WRITTEN PROBLEM
Copy out all of the material, matching it word for word.
▶
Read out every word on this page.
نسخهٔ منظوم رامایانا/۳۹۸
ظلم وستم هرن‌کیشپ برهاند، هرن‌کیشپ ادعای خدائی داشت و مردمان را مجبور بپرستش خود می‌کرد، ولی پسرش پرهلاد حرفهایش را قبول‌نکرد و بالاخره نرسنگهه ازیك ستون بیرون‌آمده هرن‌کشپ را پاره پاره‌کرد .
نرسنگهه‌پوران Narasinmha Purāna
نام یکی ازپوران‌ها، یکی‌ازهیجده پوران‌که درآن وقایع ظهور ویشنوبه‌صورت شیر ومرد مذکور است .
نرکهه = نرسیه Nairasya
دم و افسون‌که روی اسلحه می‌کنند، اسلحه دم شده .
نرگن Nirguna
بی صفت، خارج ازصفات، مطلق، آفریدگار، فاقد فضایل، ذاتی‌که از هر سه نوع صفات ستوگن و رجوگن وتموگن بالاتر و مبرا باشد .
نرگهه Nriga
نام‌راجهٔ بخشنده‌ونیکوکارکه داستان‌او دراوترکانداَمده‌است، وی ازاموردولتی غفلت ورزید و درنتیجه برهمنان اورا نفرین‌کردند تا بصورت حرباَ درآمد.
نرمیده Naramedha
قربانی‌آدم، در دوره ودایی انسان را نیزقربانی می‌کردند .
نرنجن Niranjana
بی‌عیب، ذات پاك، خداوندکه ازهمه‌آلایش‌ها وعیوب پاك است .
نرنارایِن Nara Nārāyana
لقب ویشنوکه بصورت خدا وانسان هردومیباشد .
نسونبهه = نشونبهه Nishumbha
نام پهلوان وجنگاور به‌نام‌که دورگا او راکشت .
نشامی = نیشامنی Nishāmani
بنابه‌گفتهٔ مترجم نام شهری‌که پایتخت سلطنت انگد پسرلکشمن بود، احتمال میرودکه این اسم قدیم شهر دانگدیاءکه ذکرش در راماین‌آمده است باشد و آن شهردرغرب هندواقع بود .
◀
TASK ANSWER
Read out every word on this page.
نسخهٔ منظوم رامایانا/۳۹۸
ظلم وستم هرن‌کیشپ برهاند، هرن‌کیشپ ادعای خدائی داشت و مردمان را مجبور بپرستش خود می‌کرد، ولی پسرش پرهلاد حرفهایش را قبول‌نکرد و بالاخره نرسنگهه ازیك ستون بیرون‌آمده هرن‌کشپ را پاره پاره‌کرد .
نرسنگهه‌پوران Narasinmha Purāna
نام یکی ازپوران‌ها، یکی‌ازهیجده پوران‌که درآن وقایع ظهور ویشنوبه‌صورت شیر ومرد مذکور است .
نرکهه = نرسیه Nairasya
دم و افسون‌که روی اسلحه می‌کنند، اسلحه دم شده .
نرگن Nirguna
بی صفت، خارج ازصفات، مطلق، آفریدگار، فاقد فضایل، ذاتی‌که از هر سه نوع صفات ستوگن و رجوگن وتموگن بالاتر و مبرا باشد .
نرگهه Nriga
نام‌راجهٔ بخشنده‌ونیکوکارکه داستان‌او دراوترکانداَمده‌است، وی ازاموردولتی غفلت ورزید و درنتیجه برهمنان اورا نفرین‌کردند تا بصورت حرباَ درآمد.
نرمیده Naramedha
قربانی‌آدم، در دوره ودایی انسان را نیزقربانی می‌کردند .
نرنجن Niranjana
بی‌عیب، ذات پاك، خداوندکه ازهمه‌آلایش‌ها وعیوب پاك است .
نرنارایِن Nara Nārāyana
لقب ویشنوکه بصورت خدا وانسان هردومیباشد .
نسونبهه = نشونبهه Nishumbha
نام پهلوان وجنگاور به‌نام‌که دورگا او راکشت .
نشامی = نیشامنی Nishāmani
بنابه‌گفتهٔ مترجم نام شهری‌که پایتخت سلطنت انگد پسرلکشمن بود، احتمال میرودکه این اسم قدیم شهر دانگدیاءکه ذکرش در راماین‌آمده است باشد و آن شهردرغرب هندواقع بود .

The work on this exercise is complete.